# START OF Information supplied
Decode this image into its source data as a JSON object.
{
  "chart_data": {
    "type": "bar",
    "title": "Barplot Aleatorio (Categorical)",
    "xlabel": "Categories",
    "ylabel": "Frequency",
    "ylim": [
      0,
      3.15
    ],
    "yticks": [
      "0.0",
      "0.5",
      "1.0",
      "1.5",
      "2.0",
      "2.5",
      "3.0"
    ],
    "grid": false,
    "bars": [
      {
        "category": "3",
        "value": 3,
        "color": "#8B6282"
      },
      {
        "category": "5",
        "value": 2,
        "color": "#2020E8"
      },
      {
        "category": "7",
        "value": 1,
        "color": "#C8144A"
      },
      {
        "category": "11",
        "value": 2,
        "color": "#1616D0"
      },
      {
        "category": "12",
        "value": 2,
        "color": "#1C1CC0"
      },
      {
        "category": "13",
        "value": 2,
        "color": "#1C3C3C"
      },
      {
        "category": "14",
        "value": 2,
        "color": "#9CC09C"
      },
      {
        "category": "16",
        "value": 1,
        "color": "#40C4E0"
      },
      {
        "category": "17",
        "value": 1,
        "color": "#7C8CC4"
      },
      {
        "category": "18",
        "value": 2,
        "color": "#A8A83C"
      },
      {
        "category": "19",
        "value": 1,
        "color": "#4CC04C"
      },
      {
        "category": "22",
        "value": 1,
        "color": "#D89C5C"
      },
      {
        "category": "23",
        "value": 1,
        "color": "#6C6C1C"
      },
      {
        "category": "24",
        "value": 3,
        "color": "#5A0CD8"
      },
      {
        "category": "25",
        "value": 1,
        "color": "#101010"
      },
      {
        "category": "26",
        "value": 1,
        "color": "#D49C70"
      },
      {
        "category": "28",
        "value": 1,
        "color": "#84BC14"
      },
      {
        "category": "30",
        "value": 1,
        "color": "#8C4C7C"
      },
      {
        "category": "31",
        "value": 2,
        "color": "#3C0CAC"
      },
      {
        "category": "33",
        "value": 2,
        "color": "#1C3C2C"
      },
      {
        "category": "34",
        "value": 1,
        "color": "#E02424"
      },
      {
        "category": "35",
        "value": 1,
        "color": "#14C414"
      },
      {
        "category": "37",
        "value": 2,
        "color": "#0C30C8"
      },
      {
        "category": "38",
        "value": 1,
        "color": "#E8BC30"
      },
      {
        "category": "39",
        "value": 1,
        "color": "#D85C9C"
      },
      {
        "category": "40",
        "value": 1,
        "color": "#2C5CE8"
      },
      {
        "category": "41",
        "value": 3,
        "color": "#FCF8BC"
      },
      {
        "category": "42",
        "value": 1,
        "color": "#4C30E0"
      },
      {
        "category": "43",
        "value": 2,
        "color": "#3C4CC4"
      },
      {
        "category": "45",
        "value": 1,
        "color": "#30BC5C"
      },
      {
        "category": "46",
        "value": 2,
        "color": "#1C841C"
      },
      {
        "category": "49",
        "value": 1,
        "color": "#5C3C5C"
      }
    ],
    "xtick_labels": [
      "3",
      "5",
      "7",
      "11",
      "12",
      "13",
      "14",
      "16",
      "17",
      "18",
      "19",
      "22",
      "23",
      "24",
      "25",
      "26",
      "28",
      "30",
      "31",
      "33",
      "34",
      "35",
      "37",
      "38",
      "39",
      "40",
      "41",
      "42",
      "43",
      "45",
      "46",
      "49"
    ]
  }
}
# END OF Information supplied
# START OF Information supplied
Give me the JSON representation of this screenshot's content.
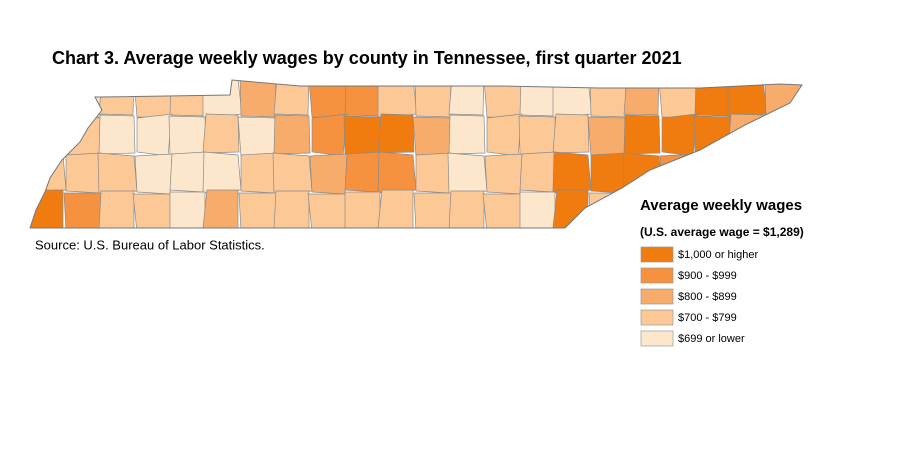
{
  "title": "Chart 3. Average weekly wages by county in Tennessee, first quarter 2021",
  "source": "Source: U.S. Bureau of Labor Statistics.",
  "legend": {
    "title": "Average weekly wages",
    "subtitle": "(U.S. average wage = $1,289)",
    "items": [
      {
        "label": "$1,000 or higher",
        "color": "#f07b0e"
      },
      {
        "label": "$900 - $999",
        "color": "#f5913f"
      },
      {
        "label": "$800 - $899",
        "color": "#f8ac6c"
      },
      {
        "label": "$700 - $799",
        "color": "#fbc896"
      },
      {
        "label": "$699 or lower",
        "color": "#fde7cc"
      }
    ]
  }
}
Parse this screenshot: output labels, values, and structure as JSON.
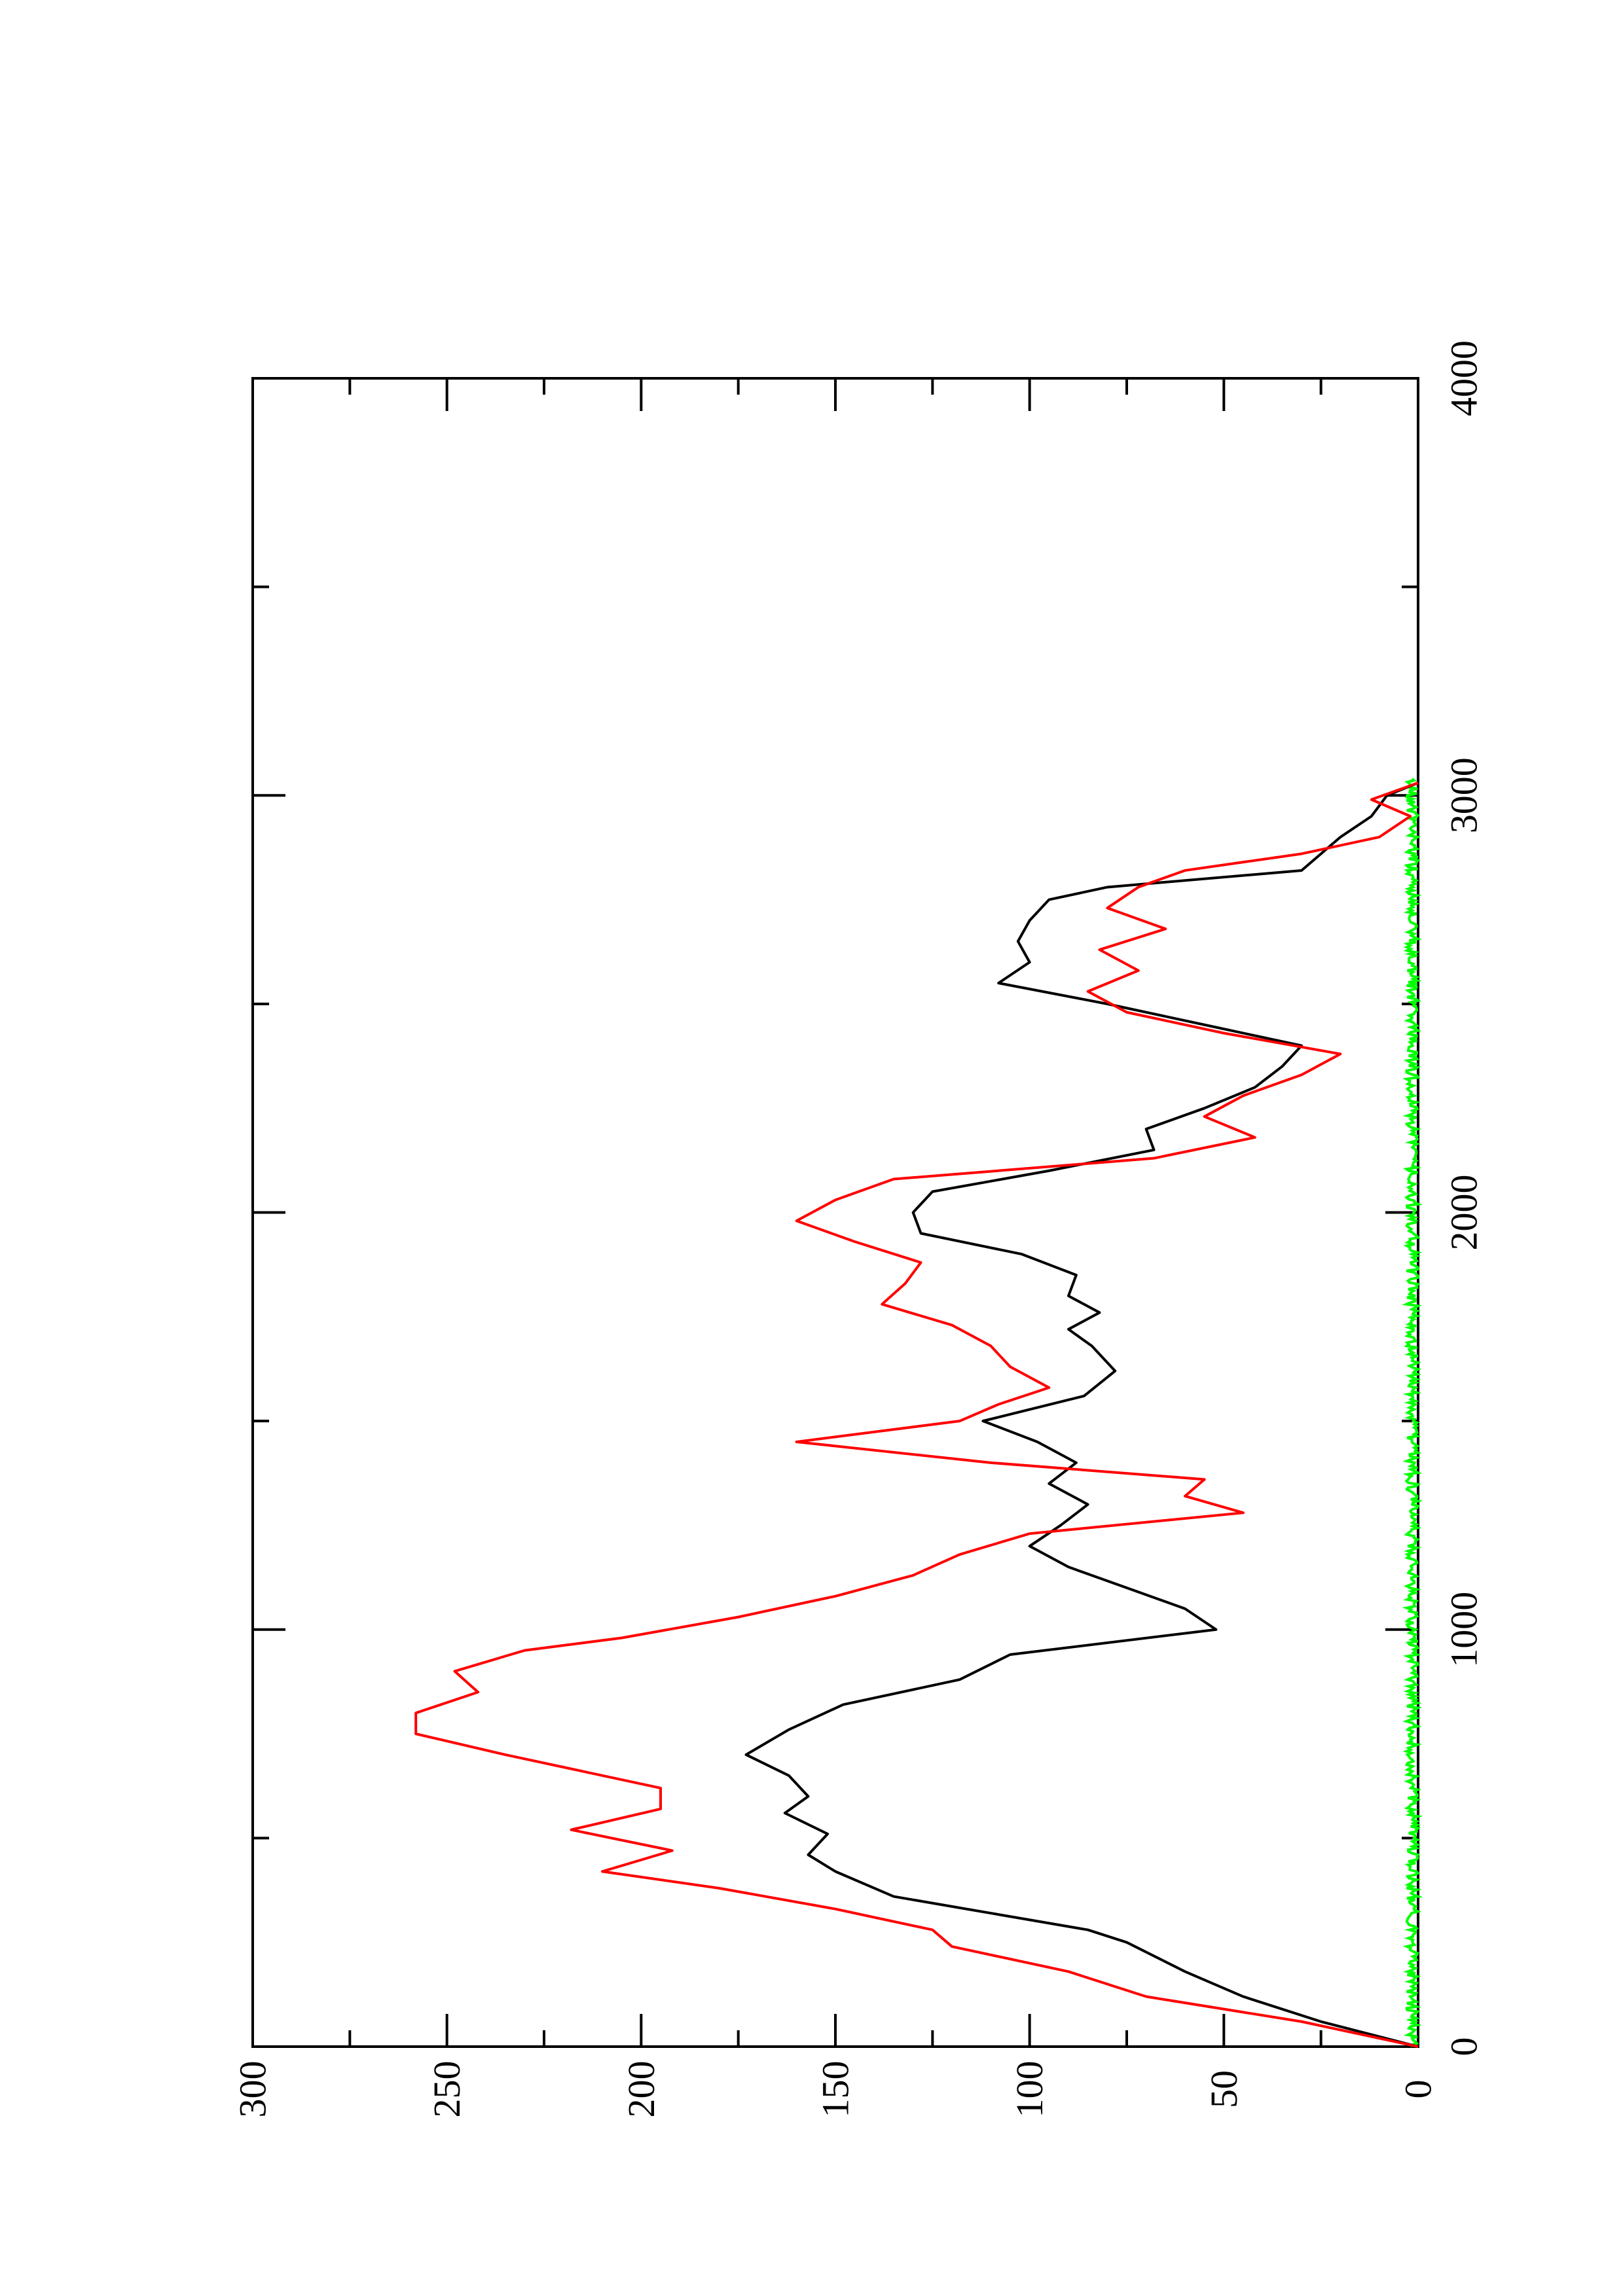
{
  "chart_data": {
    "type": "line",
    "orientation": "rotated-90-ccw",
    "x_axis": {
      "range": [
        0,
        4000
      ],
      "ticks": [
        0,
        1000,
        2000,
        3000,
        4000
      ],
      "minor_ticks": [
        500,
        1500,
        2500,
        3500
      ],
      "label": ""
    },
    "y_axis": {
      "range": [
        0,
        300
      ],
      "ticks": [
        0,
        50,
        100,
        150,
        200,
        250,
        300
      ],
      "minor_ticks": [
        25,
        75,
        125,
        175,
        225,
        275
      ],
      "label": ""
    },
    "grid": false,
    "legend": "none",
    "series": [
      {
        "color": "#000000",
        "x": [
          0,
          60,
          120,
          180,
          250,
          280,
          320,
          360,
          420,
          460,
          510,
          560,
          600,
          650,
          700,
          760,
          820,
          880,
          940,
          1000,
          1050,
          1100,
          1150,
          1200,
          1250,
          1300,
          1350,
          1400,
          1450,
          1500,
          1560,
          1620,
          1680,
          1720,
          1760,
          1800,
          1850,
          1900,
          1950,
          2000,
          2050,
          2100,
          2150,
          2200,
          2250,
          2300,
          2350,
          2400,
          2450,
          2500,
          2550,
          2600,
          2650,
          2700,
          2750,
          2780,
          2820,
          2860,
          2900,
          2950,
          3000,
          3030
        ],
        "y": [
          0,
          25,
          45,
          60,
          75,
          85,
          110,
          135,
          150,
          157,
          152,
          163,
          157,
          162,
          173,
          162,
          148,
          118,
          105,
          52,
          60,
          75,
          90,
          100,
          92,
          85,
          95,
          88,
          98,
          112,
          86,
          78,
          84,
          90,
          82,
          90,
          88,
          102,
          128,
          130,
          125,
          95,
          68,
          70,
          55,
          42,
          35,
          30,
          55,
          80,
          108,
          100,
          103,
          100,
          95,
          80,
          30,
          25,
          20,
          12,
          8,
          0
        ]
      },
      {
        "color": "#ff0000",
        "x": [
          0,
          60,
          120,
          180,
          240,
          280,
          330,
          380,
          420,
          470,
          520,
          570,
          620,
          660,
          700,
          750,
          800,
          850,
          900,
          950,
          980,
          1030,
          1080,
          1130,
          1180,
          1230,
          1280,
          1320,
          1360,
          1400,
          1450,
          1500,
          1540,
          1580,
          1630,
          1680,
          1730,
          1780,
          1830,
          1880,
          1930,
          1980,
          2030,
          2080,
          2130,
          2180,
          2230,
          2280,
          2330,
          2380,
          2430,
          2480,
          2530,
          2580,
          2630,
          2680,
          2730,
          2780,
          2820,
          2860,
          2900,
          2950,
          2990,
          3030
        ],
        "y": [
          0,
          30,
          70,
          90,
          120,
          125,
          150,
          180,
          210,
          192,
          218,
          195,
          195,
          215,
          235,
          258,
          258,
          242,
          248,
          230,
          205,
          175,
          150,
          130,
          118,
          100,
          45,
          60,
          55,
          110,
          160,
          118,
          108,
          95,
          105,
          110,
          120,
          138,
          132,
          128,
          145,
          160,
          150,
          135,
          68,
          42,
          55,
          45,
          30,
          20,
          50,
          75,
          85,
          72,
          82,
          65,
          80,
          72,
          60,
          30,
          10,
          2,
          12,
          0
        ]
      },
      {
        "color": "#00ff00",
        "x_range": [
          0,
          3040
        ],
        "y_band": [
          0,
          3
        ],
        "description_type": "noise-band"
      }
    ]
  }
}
# END OF Information supplied
**Do this**
In the listing above, find the lines holding the word "screenshot" and copy them.

**Final result**
Give me the JSON representation of this screenshot's content.
Parse this screenshot: output labels, values, and structure as JSON.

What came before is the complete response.